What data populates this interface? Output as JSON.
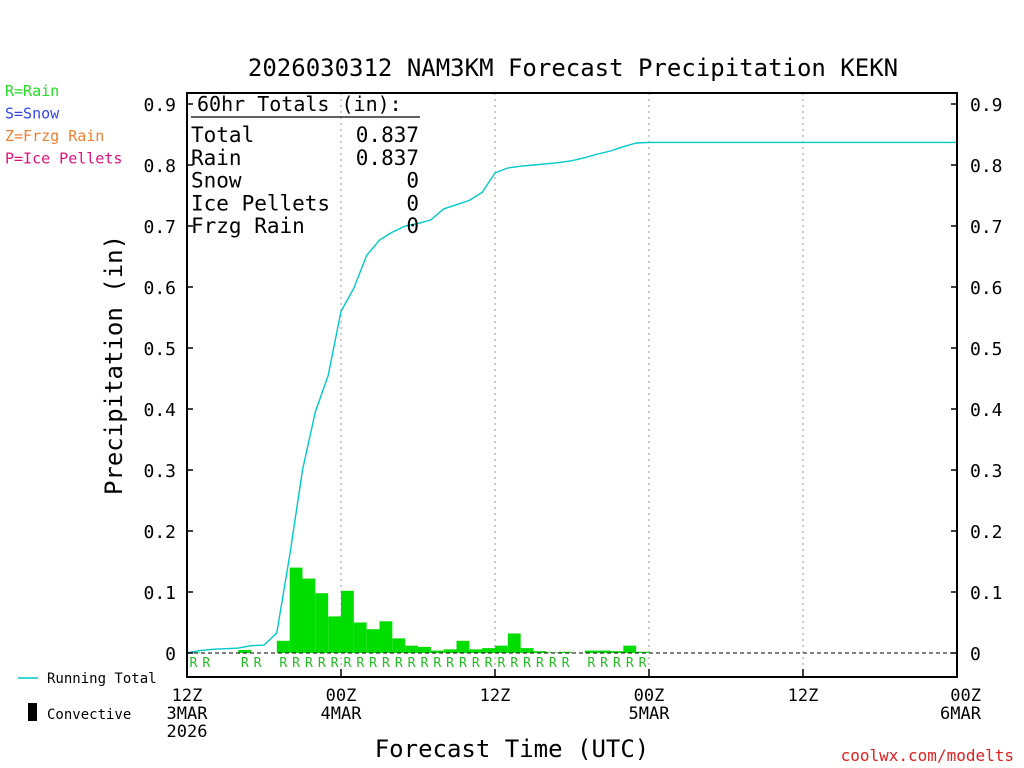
{
  "chart_data": {
    "type": "bar",
    "title": "2026030312 NAM3KM Forecast Precipitation KEKN",
    "xlabel": "Forecast Time (UTC)",
    "ylabel": "Precipitation (in)",
    "ylim": [
      0,
      0.9
    ],
    "xlim": [
      0,
      60
    ],
    "y_ticks": [
      "0",
      "0.1",
      "0.2",
      "0.3",
      "0.4",
      "0.5",
      "0.6",
      "0.7",
      "0.8",
      "0.9"
    ],
    "x_ticks": [
      {
        "hour": 0,
        "lines": [
          "12Z",
          "3MAR",
          "2026"
        ]
      },
      {
        "hour": 12,
        "lines": [
          "00Z",
          "4MAR"
        ]
      },
      {
        "hour": 24,
        "lines": [
          "12Z"
        ]
      },
      {
        "hour": 36,
        "lines": [
          "00Z",
          "5MAR"
        ]
      },
      {
        "hour": 48,
        "lines": [
          "12Z"
        ]
      },
      {
        "hour": 60,
        "lines": [
          "00Z",
          "6MAR"
        ]
      }
    ],
    "hours": [
      1,
      2,
      3,
      4,
      5,
      6,
      7,
      8,
      9,
      10,
      11,
      12,
      13,
      14,
      15,
      16,
      17,
      18,
      19,
      20,
      21,
      22,
      23,
      24,
      25,
      26,
      27,
      28,
      29,
      30,
      31,
      32,
      33,
      34,
      35,
      36
    ],
    "hourly_precip": [
      0.001,
      0,
      0,
      0,
      0.005,
      0,
      0,
      0.02,
      0.14,
      0.122,
      0.098,
      0.06,
      0.102,
      0.05,
      0.039,
      0.052,
      0.024,
      0.012,
      0.01,
      0.004,
      0.006,
      0.02,
      0.006,
      0.008,
      0.012,
      0.032,
      0.008,
      0.003,
      0.001,
      0.002,
      0,
      0.004,
      0.004,
      0.003,
      0.012,
      0.002
    ],
    "precip_types": [
      "R",
      "R",
      "",
      "",
      "R",
      "R",
      "",
      "R",
      "R",
      "R",
      "R",
      "R",
      "R",
      "R",
      "R",
      "R",
      "R",
      "R",
      "R",
      "R",
      "R",
      "R",
      "R",
      "R",
      "R",
      "R",
      "R",
      "R",
      "R",
      "R",
      "",
      "R",
      "R",
      "R",
      "R",
      "R"
    ],
    "running_total": [
      [
        0,
        0
      ],
      [
        1,
        0.004
      ],
      [
        2,
        0.006
      ],
      [
        3,
        0.007
      ],
      [
        4,
        0.008
      ],
      [
        5,
        0.012
      ],
      [
        6,
        0.013
      ],
      [
        7,
        0.033
      ],
      [
        8,
        0.16
      ],
      [
        9,
        0.3
      ],
      [
        10,
        0.395
      ],
      [
        11,
        0.455
      ],
      [
        12,
        0.56
      ],
      [
        13,
        0.598
      ],
      [
        14,
        0.652
      ],
      [
        15,
        0.677
      ],
      [
        16,
        0.69
      ],
      [
        17,
        0.7
      ],
      [
        18,
        0.704
      ],
      [
        19,
        0.71
      ],
      [
        20,
        0.728
      ],
      [
        21,
        0.735
      ],
      [
        22,
        0.742
      ],
      [
        23,
        0.755
      ],
      [
        24,
        0.787
      ],
      [
        25,
        0.795
      ],
      [
        26,
        0.798
      ],
      [
        27,
        0.8
      ],
      [
        28,
        0.802
      ],
      [
        29,
        0.804
      ],
      [
        30,
        0.807
      ],
      [
        31,
        0.812
      ],
      [
        32,
        0.818
      ],
      [
        33,
        0.823
      ],
      [
        34,
        0.83
      ],
      [
        35,
        0.836
      ],
      [
        36,
        0.837
      ],
      [
        60,
        0.837
      ]
    ],
    "totals": {
      "heading": "60hr Totals (in):",
      "rows": [
        {
          "label": "Total",
          "value": "0.837"
        },
        {
          "label": "Rain",
          "value": "0.837"
        },
        {
          "label": "Snow",
          "value": "0"
        },
        {
          "label": "Ice Pellets",
          "value": "0"
        },
        {
          "label": "Frzg Rain",
          "value": "0"
        }
      ]
    },
    "type_legend": [
      {
        "text": "R=Rain",
        "color": "#22dd22"
      },
      {
        "text": "S=Snow",
        "color": "#3344ee"
      },
      {
        "text": "Z=Frzg Rain",
        "color": "#f08030"
      },
      {
        "text": "P=Ice Pellets",
        "color": "#e0107a"
      }
    ],
    "series_legend": [
      {
        "text": "Running Total",
        "color": "#00c8c8"
      },
      {
        "text": "Convective",
        "color": "#000000"
      }
    ],
    "colors": {
      "bar": "#00dd00",
      "running_total": "#00c8c8",
      "rain_marker": "#22bb22",
      "credit": "#e02020"
    },
    "credit": "coolwx.com/modelts"
  }
}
------------------------------------
__Exercise task__
Read through the entries and copy every line that includes "Pellets".

__Reply to the task__
          "label": "Ice Pellets",
        "text": "P=Ice Pellets",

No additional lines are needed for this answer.